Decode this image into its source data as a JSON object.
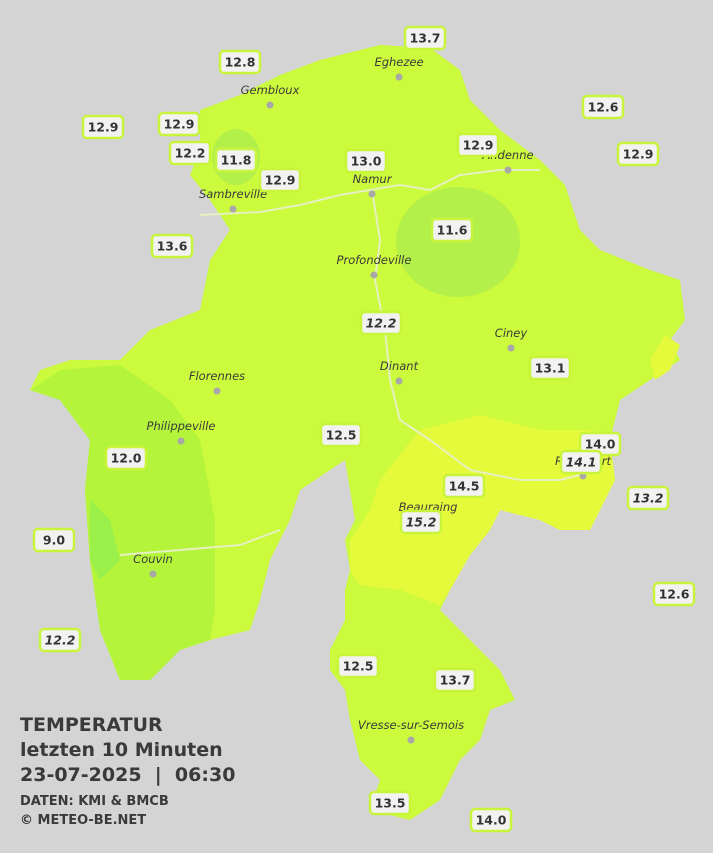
{
  "title": "TEMPERATUR",
  "subtitle": "letzten 10 Minuten",
  "datetime": "23-07-2025  |  06:30",
  "source": "DATEN: KMI & BMCB",
  "copyright": "© METEO-BE.NET",
  "cities": [
    "Eghezee",
    "Gembloux",
    "Andenne",
    "Namur",
    "Sambreville",
    "Profondeville",
    "Ciney",
    "Dinant",
    "Florennes",
    "Philippeville",
    "Beauraing",
    "Couvin",
    "Rochefort",
    "Vresse-sur-Semois"
  ],
  "stations": [
    "12.8",
    "13.7",
    "12.6",
    "12.9",
    "12.9",
    "12.2",
    "11.8",
    "12.9",
    "13.0",
    "12.9",
    "12.9",
    "13.6",
    "11.6",
    "12.2",
    "13.1",
    "12.5",
    "14.0",
    "14.1",
    "12.0",
    "14.5",
    "13.2",
    "15.2",
    "9.0",
    "12.6",
    "12.2",
    "12.5",
    "13.7",
    "13.5",
    "14.0"
  ]
}
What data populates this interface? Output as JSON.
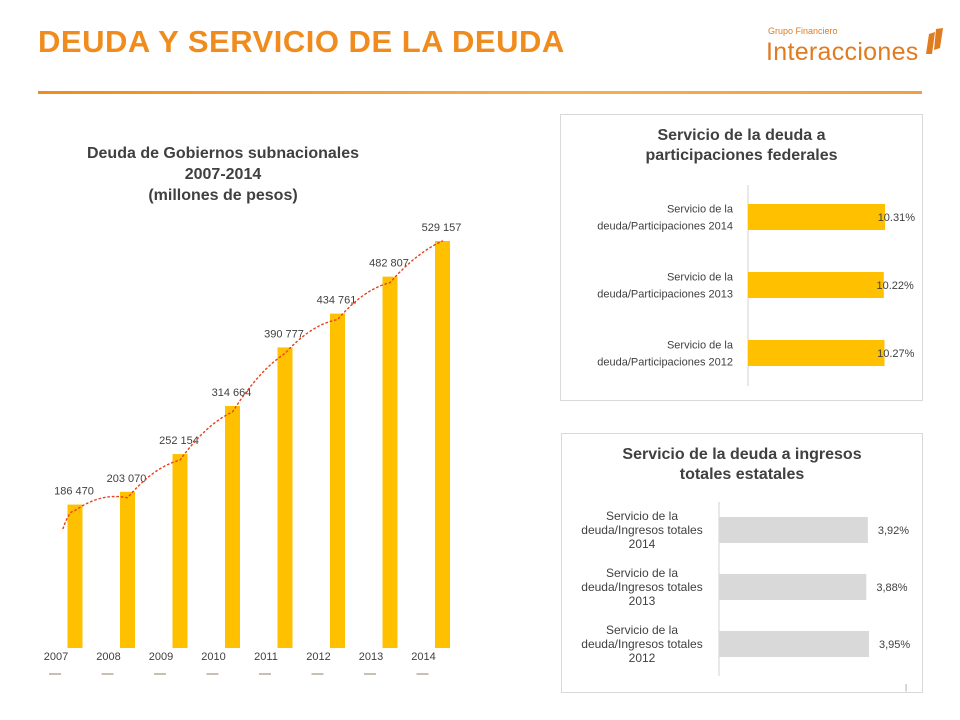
{
  "header": {
    "title": "DEUDA Y SERVICIO DE LA DEUDA",
    "logo_small": "Grupo Financiero",
    "logo_big": "Interacciones"
  },
  "chart_data": [
    {
      "type": "bar",
      "title": [
        "Deuda de Gobiernos subnacionales",
        "2007-2014",
        "(millones de pesos)"
      ],
      "categories": [
        "2007",
        "2008",
        "2009",
        "2010",
        "2011",
        "2012",
        "2013",
        "2014"
      ],
      "values": [
        186470,
        203070,
        252154,
        314664,
        390777,
        434761,
        482807,
        529157
      ],
      "value_labels": [
        "186 470",
        "203 070",
        "252 154",
        "314 664",
        "390 777",
        "434 761",
        "482 807",
        "529 157"
      ],
      "trendline": "polynomial (dotted red)",
      "color": "#ffc000",
      "trend_color": "#e8401c"
    },
    {
      "type": "bar",
      "orientation": "horizontal",
      "title": [
        "Servicio de la deuda a",
        "participaciones federales"
      ],
      "categories": [
        [
          "Servicio de la",
          "deuda/Participaciones 2014"
        ],
        [
          "Servicio de la",
          "deuda/Participaciones 2013"
        ],
        [
          "Servicio de la",
          "deuda/Participaciones 2012"
        ]
      ],
      "values": [
        10.31,
        10.22,
        10.27
      ],
      "value_labels": [
        "10.31%",
        "10.22%",
        "10.27%"
      ],
      "color": "#ffc000"
    },
    {
      "type": "bar",
      "orientation": "horizontal",
      "title": [
        "Servicio de la deuda a ingresos",
        "totales estatales"
      ],
      "categories": [
        [
          "Servicio de la",
          "deuda/Ingresos totales",
          "2014"
        ],
        [
          "Servicio de la",
          "deuda/Ingresos totales",
          "2013"
        ],
        [
          "Servicio de la",
          "deuda/Ingresos totales",
          "2012"
        ]
      ],
      "values": [
        3.92,
        3.88,
        3.95
      ],
      "value_labels": [
        "3,92%",
        "3,88%",
        "3,95%"
      ],
      "color": "#d9d9d9"
    }
  ]
}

WRITTEN EXERCISE =
Copy the records exactly as they appear, excluding images.

COMPLETE OUTPUT =
Decode this image into its source data as a JSON object.
{
  "title": "TEMPERATUR",
  "subtitle": "letzten 10 Minuten",
  "datetime": "23-07-2025  |  06:30",
  "source": "DATEN: KMI & BMCB",
  "copyright": "© METEO-BE.NET",
  "cities": [
    "Eghezee",
    "Gembloux",
    "Andenne",
    "Namur",
    "Sambreville",
    "Profondeville",
    "Ciney",
    "Dinant",
    "Florennes",
    "Philippeville",
    "Beauraing",
    "Couvin",
    "Rochefort",
    "Vresse-sur-Semois"
  ],
  "stations": [
    "12.8",
    "13.7",
    "12.6",
    "12.9",
    "12.9",
    "12.2",
    "11.8",
    "12.9",
    "13.0",
    "12.9",
    "12.9",
    "13.6",
    "11.6",
    "12.2",
    "13.1",
    "12.5",
    "14.0",
    "14.1",
    "12.0",
    "14.5",
    "13.2",
    "15.2",
    "9.0",
    "12.6",
    "12.2",
    "12.5",
    "13.7",
    "13.5",
    "14.0"
  ]
}
What data populates this interface? Output as JSON.
{
  "header": {
    "title": "DEUDA Y SERVICIO DE LA DEUDA",
    "logo_small": "Grupo Financiero",
    "logo_big": "Interacciones"
  },
  "chart_data": [
    {
      "type": "bar",
      "title": [
        "Deuda de Gobiernos subnacionales",
        "2007-2014",
        "(millones de pesos)"
      ],
      "categories": [
        "2007",
        "2008",
        "2009",
        "2010",
        "2011",
        "2012",
        "2013",
        "2014"
      ],
      "values": [
        186470,
        203070,
        252154,
        314664,
        390777,
        434761,
        482807,
        529157
      ],
      "value_labels": [
        "186 470",
        "203 070",
        "252 154",
        "314 664",
        "390 777",
        "434 761",
        "482 807",
        "529 157"
      ],
      "trendline": "polynomial (dotted red)",
      "color": "#ffc000",
      "trend_color": "#e8401c"
    },
    {
      "type": "bar",
      "orientation": "horizontal",
      "title": [
        "Servicio de la deuda a",
        "participaciones federales"
      ],
      "categories": [
        [
          "Servicio de la",
          "deuda/Participaciones 2014"
        ],
        [
          "Servicio de la",
          "deuda/Participaciones 2013"
        ],
        [
          "Servicio de la",
          "deuda/Participaciones 2012"
        ]
      ],
      "values": [
        10.31,
        10.22,
        10.27
      ],
      "value_labels": [
        "10.31%",
        "10.22%",
        "10.27%"
      ],
      "color": "#ffc000"
    },
    {
      "type": "bar",
      "orientation": "horizontal",
      "title": [
        "Servicio de la deuda a ingresos",
        "totales estatales"
      ],
      "categories": [
        [
          "Servicio de la",
          "deuda/Ingresos totales",
          "2014"
        ],
        [
          "Servicio de la",
          "deuda/Ingresos totales",
          "2013"
        ],
        [
          "Servicio de la",
          "deuda/Ingresos totales",
          "2012"
        ]
      ],
      "values": [
        3.92,
        3.88,
        3.95
      ],
      "value_labels": [
        "3,92%",
        "3,88%",
        "3,95%"
      ],
      "color": "#d9d9d9"
    }
  ]
}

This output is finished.